> _WHAT TO WORK ON_:
Note each line where "help" appears, and copy it.

> _TASK MATERIAL_:

--- start ---

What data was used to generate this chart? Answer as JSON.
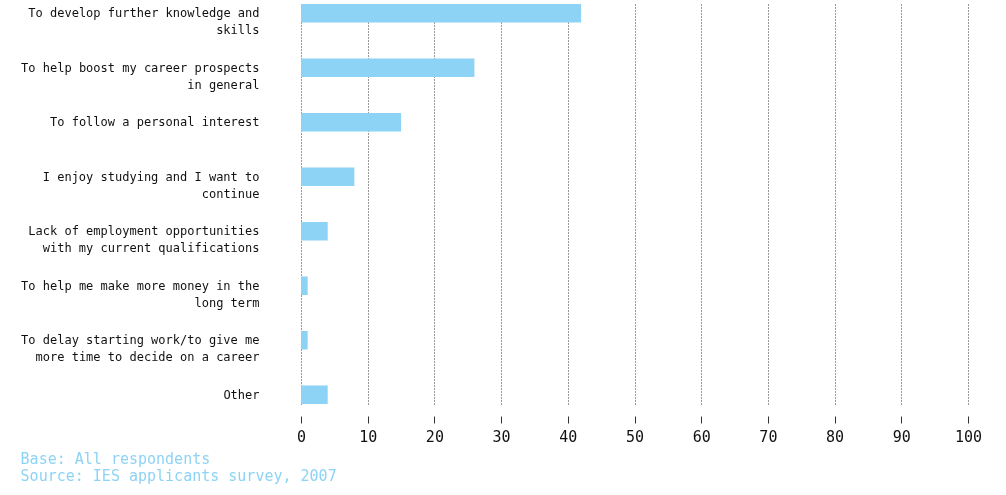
{
  "chart_data": {
    "type": "bar",
    "orientation": "horizontal",
    "categories": [
      "To develop further knowledge and skills",
      "To help boost my career prospects in general",
      "To follow a personal interest",
      "I enjoy studying and I want to continue",
      "Lack of employment opportunities with my current qualifications",
      "To help me make more money in the long term",
      "To delay starting work/to give me more time to decide on a career",
      "Other"
    ],
    "values": [
      42,
      26,
      15,
      8,
      4,
      1,
      1,
      4
    ],
    "color": "#8dd3f5",
    "xlim": [
      0,
      100
    ],
    "xticks": [
      0,
      10,
      20,
      30,
      40,
      50,
      60,
      70,
      80,
      90,
      100
    ],
    "grid": "x",
    "annotations": [
      "Base: All respondents",
      "Source: IES applicants survey, 2007"
    ]
  }
}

--- end ---

> _FINISHED ANSWER_:
      "To help boost my career prospects in general",
      "To help me make more money in the long term",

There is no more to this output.